■ Set exercise
The listing below should be printed exactly, every line of it. Skip the pictures.

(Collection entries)
----

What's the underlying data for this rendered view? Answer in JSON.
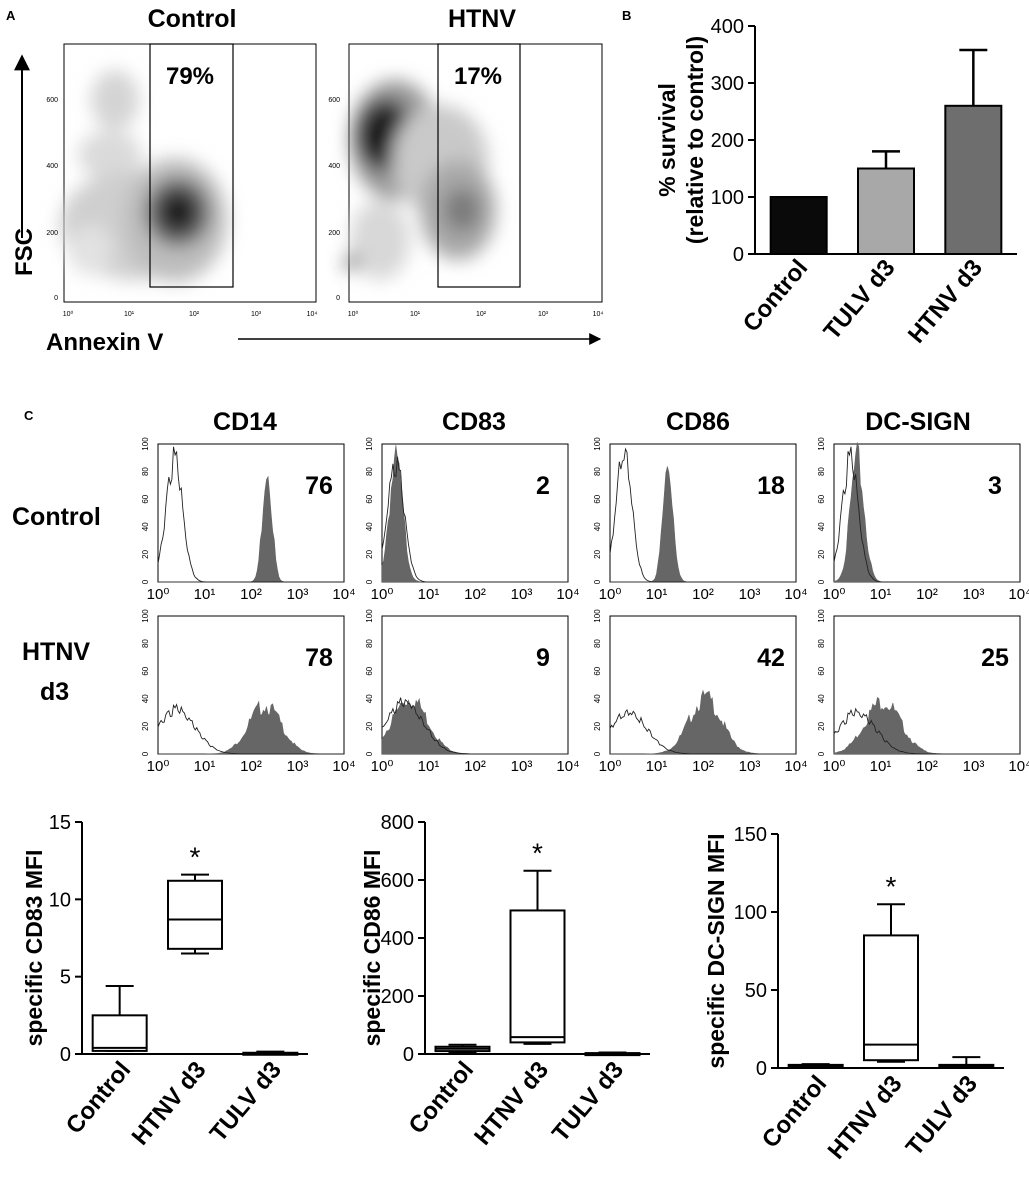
{
  "panel_a": {
    "letter": "A",
    "y_axis_label": "FSC",
    "x_axis_label": "Annexin V",
    "y_ticks": [
      "0",
      "200",
      "400",
      "600"
    ],
    "x_ticks": [
      "10⁰",
      "10¹",
      "10²",
      "10³",
      "10⁴"
    ],
    "plots": [
      {
        "title": "Control",
        "gate_percent": "79%"
      },
      {
        "title": "HTNV",
        "gate_percent": "17%"
      }
    ]
  },
  "panel_b": {
    "letter": "B",
    "y_label_line1": "% survival",
    "y_label_line2": "(relative to control)"
  },
  "panel_c": {
    "letter": "C",
    "columns": [
      "CD14",
      "CD83",
      "CD86",
      "DC-SIGN"
    ],
    "rows": [
      {
        "label_lines": [
          "Control"
        ],
        "values": [
          "76",
          "2",
          "18",
          "3"
        ]
      },
      {
        "label_lines": [
          "HTNV",
          "d3"
        ],
        "values": [
          "78",
          "9",
          "42",
          "25"
        ]
      }
    ],
    "hist_y_ticks": [
      "0",
      "20",
      "40",
      "60",
      "80",
      "100"
    ],
    "hist_x_ticks": [
      "10⁰",
      "10¹",
      "10²",
      "10³",
      "10⁴"
    ]
  },
  "colors": {
    "bar_control": "#0a0a0a",
    "bar_tulv": "#a8a8a8",
    "bar_htnv": "#6e6e6e",
    "hist_fill": "#666666"
  },
  "chart_data": [
    {
      "type": "bar",
      "panel": "B",
      "categories": [
        "Control",
        "TULV d3",
        "HTNV d3"
      ],
      "values": [
        100,
        150,
        260
      ],
      "errors": [
        0,
        30,
        98
      ],
      "ylim": [
        0,
        400
      ],
      "yticks": [
        0,
        100,
        200,
        300,
        400
      ],
      "xlabel": "",
      "ylabel": "% survival (relative to control)"
    },
    {
      "type": "box",
      "categories": [
        "Control",
        "HTNV d3",
        "TULV d3"
      ],
      "ylabel": "specific CD83 MFI",
      "ylim": [
        0,
        15
      ],
      "yticks": [
        0,
        5,
        10,
        15
      ],
      "boxes": [
        {
          "min": 0.2,
          "q1": 0.2,
          "median": 0.4,
          "q3": 2.5,
          "max": 4.4
        },
        {
          "min": 6.5,
          "q1": 6.8,
          "median": 8.7,
          "q3": 11.2,
          "max": 11.6
        },
        {
          "min": 0,
          "q1": 0.02,
          "median": 0.05,
          "q3": 0.08,
          "max": 0.15
        }
      ],
      "significance": [
        "",
        "*",
        ""
      ]
    },
    {
      "type": "box",
      "categories": [
        "Control",
        "HTNV d3",
        "TULV d3"
      ],
      "ylabel": "specific CD86 MFI",
      "ylim": [
        0,
        800
      ],
      "yticks": [
        0,
        200,
        400,
        600,
        800
      ],
      "boxes": [
        {
          "min": 5,
          "q1": 10,
          "median": 18,
          "q3": 25,
          "max": 32
        },
        {
          "min": 35,
          "q1": 40,
          "median": 58,
          "q3": 495,
          "max": 632
        },
        {
          "min": 0,
          "q1": 1,
          "median": 2,
          "q3": 3,
          "max": 5
        }
      ],
      "significance": [
        "",
        "*",
        ""
      ]
    },
    {
      "type": "box",
      "categories": [
        "Control",
        "HTNV d3",
        "TULV d3"
      ],
      "ylabel": "specific DC-SIGN MFI",
      "ylim": [
        0,
        150
      ],
      "yticks": [
        0,
        50,
        100,
        150
      ],
      "boxes": [
        {
          "min": 0.5,
          "q1": 1,
          "median": 1.5,
          "q3": 2,
          "max": 2.5
        },
        {
          "min": 4,
          "q1": 5,
          "median": 15,
          "q3": 85,
          "max": 105
        },
        {
          "min": 0,
          "q1": 0,
          "median": 1,
          "q3": 2,
          "max": 7
        }
      ],
      "significance": [
        "",
        "*",
        ""
      ]
    }
  ]
}
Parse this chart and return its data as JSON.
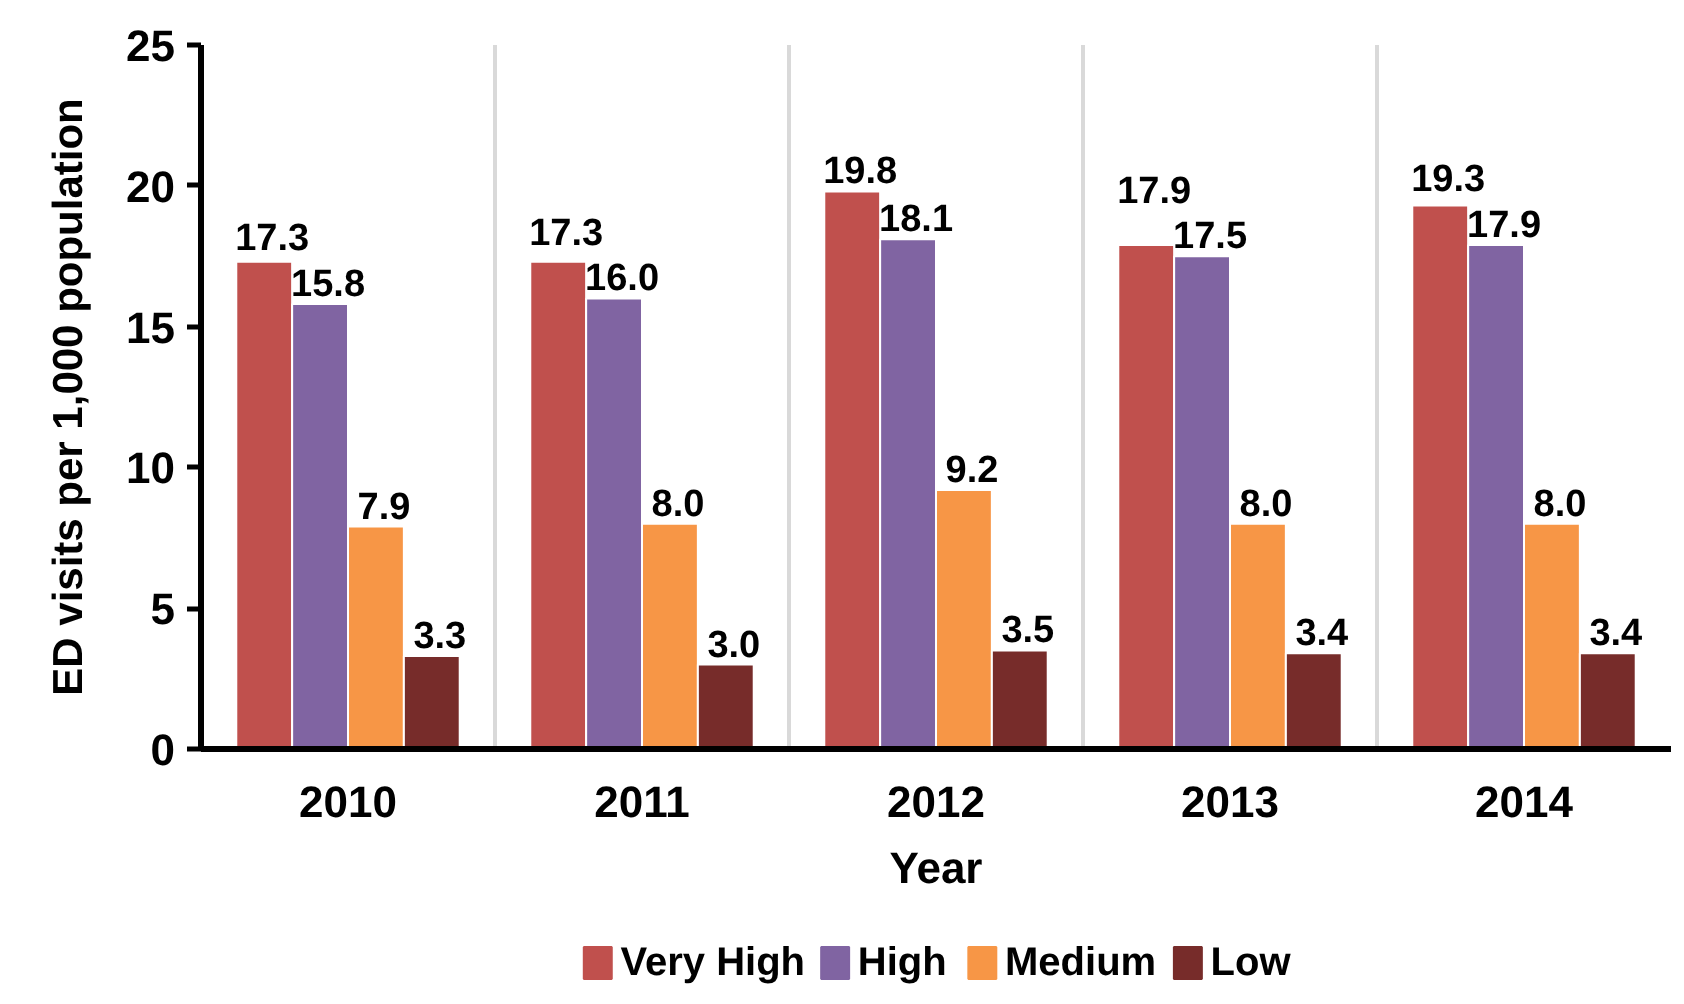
{
  "chart_data": {
    "type": "bar",
    "xlabel": "Year",
    "ylabel": "ED visits per 1,000 population",
    "categories": [
      "2010",
      "2011",
      "2012",
      "2013",
      "2014"
    ],
    "series": [
      {
        "name": "Very High",
        "color": "#c0504d",
        "values": [
          17.3,
          17.3,
          19.8,
          17.9,
          19.3
        ],
        "value_labels": [
          "17.3",
          "17.3",
          "19.8",
          "17.9",
          "19.3"
        ]
      },
      {
        "name": "High",
        "color": "#8064a2",
        "values": [
          15.8,
          16,
          18.1,
          17.5,
          17.9
        ],
        "value_labels": [
          "15.8",
          "16.0",
          "18.1",
          "17.5",
          "17.9"
        ]
      },
      {
        "name": "Medium",
        "color": "#f79646",
        "values": [
          7.9,
          8,
          9.2,
          8,
          8
        ],
        "value_labels": [
          "7.9",
          "8.0",
          "9.2",
          "8.0",
          "8.0"
        ]
      },
      {
        "name": "Low",
        "color": "#772c2a",
        "values": [
          3.3,
          3,
          3.5,
          3.4,
          3.4
        ],
        "value_labels": [
          "3.3",
          "3.0",
          "3.5",
          "3.4",
          "3.4"
        ]
      }
    ],
    "ylim": [
      0,
      25
    ],
    "yticks": [
      0,
      5,
      10,
      15,
      20,
      25
    ],
    "grid": "x",
    "legend": "bottom"
  }
}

----

■ The solution
What's the underlying data for this rendered view? Answer in JSON.
{
  "panel_a": {
    "letter": "A",
    "y_axis_label": "FSC",
    "x_axis_label": "Annexin V",
    "y_ticks": [
      "0",
      "200",
      "400",
      "600"
    ],
    "x_ticks": [
      "10⁰",
      "10¹",
      "10²",
      "10³",
      "10⁴"
    ],
    "plots": [
      {
        "title": "Control",
        "gate_percent": "79%"
      },
      {
        "title": "HTNV",
        "gate_percent": "17%"
      }
    ]
  },
  "panel_b": {
    "letter": "B",
    "y_label_line1": "% survival",
    "y_label_line2": "(relative to control)"
  },
  "panel_c": {
    "letter": "C",
    "columns": [
      "CD14",
      "CD83",
      "CD86",
      "DC-SIGN"
    ],
    "rows": [
      {
        "label_lines": [
          "Control"
        ],
        "values": [
          "76",
          "2",
          "18",
          "3"
        ]
      },
      {
        "label_lines": [
          "HTNV",
          "d3"
        ],
        "values": [
          "78",
          "9",
          "42",
          "25"
        ]
      }
    ],
    "hist_y_ticks": [
      "0",
      "20",
      "40",
      "60",
      "80",
      "100"
    ],
    "hist_x_ticks": [
      "10⁰",
      "10¹",
      "10²",
      "10³",
      "10⁴"
    ]
  },
  "colors": {
    "bar_control": "#0a0a0a",
    "bar_tulv": "#a8a8a8",
    "bar_htnv": "#6e6e6e",
    "hist_fill": "#666666"
  },
  "chart_data": [
    {
      "type": "bar",
      "panel": "B",
      "categories": [
        "Control",
        "TULV d3",
        "HTNV d3"
      ],
      "values": [
        100,
        150,
        260
      ],
      "errors": [
        0,
        30,
        98
      ],
      "ylim": [
        0,
        400
      ],
      "yticks": [
        0,
        100,
        200,
        300,
        400
      ],
      "xlabel": "",
      "ylabel": "% survival (relative to control)"
    },
    {
      "type": "box",
      "categories": [
        "Control",
        "HTNV d3",
        "TULV d3"
      ],
      "ylabel": "specific CD83 MFI",
      "ylim": [
        0,
        15
      ],
      "yticks": [
        0,
        5,
        10,
        15
      ],
      "boxes": [
        {
          "min": 0.2,
          "q1": 0.2,
          "median": 0.4,
          "q3": 2.5,
          "max": 4.4
        },
        {
          "min": 6.5,
          "q1": 6.8,
          "median": 8.7,
          "q3": 11.2,
          "max": 11.6
        },
        {
          "min": 0,
          "q1": 0.02,
          "median": 0.05,
          "q3": 0.08,
          "max": 0.15
        }
      ],
      "significance": [
        "",
        "*",
        ""
      ]
    },
    {
      "type": "box",
      "categories": [
        "Control",
        "HTNV d3",
        "TULV d3"
      ],
      "ylabel": "specific CD86 MFI",
      "ylim": [
        0,
        800
      ],
      "yticks": [
        0,
        200,
        400,
        600,
        800
      ],
      "boxes": [
        {
          "min": 5,
          "q1": 10,
          "median": 18,
          "q3": 25,
          "max": 32
        },
        {
          "min": 35,
          "q1": 40,
          "median": 58,
          "q3": 495,
          "max": 632
        },
        {
          "min": 0,
          "q1": 1,
          "median": 2,
          "q3": 3,
          "max": 5
        }
      ],
      "significance": [
        "",
        "*",
        ""
      ]
    },
    {
      "type": "box",
      "categories": [
        "Control",
        "HTNV d3",
        "TULV d3"
      ],
      "ylabel": "specific DC-SIGN MFI",
      "ylim": [
        0,
        150
      ],
      "yticks": [
        0,
        50,
        100,
        150
      ],
      "boxes": [
        {
          "min": 0.5,
          "q1": 1,
          "median": 1.5,
          "q3": 2,
          "max": 2.5
        },
        {
          "min": 4,
          "q1": 5,
          "median": 15,
          "q3": 85,
          "max": 105
        },
        {
          "min": 0,
          "q1": 0,
          "median": 1,
          "q3": 2,
          "max": 7
        }
      ],
      "significance": [
        "",
        "*",
        ""
      ]
    }
  ]
}
Parse this chart and return its data as JSON.
{
  "chart_data": {
    "type": "bar",
    "xlabel": "Year",
    "ylabel": "ED visits per 1,000 population",
    "categories": [
      "2010",
      "2011",
      "2012",
      "2013",
      "2014"
    ],
    "series": [
      {
        "name": "Very High",
        "color": "#c0504d",
        "values": [
          17.3,
          17.3,
          19.8,
          17.9,
          19.3
        ],
        "value_labels": [
          "17.3",
          "17.3",
          "19.8",
          "17.9",
          "19.3"
        ]
      },
      {
        "name": "High",
        "color": "#8064a2",
        "values": [
          15.8,
          16,
          18.1,
          17.5,
          17.9
        ],
        "value_labels": [
          "15.8",
          "16.0",
          "18.1",
          "17.5",
          "17.9"
        ]
      },
      {
        "name": "Medium",
        "color": "#f79646",
        "values": [
          7.9,
          8,
          9.2,
          8,
          8
        ],
        "value_labels": [
          "7.9",
          "8.0",
          "9.2",
          "8.0",
          "8.0"
        ]
      },
      {
        "name": "Low",
        "color": "#772c2a",
        "values": [
          3.3,
          3,
          3.5,
          3.4,
          3.4
        ],
        "value_labels": [
          "3.3",
          "3.0",
          "3.5",
          "3.4",
          "3.4"
        ]
      }
    ],
    "ylim": [
      0,
      25
    ],
    "yticks": [
      0,
      5,
      10,
      15,
      20,
      25
    ],
    "grid": "x",
    "legend": "bottom"
  }
}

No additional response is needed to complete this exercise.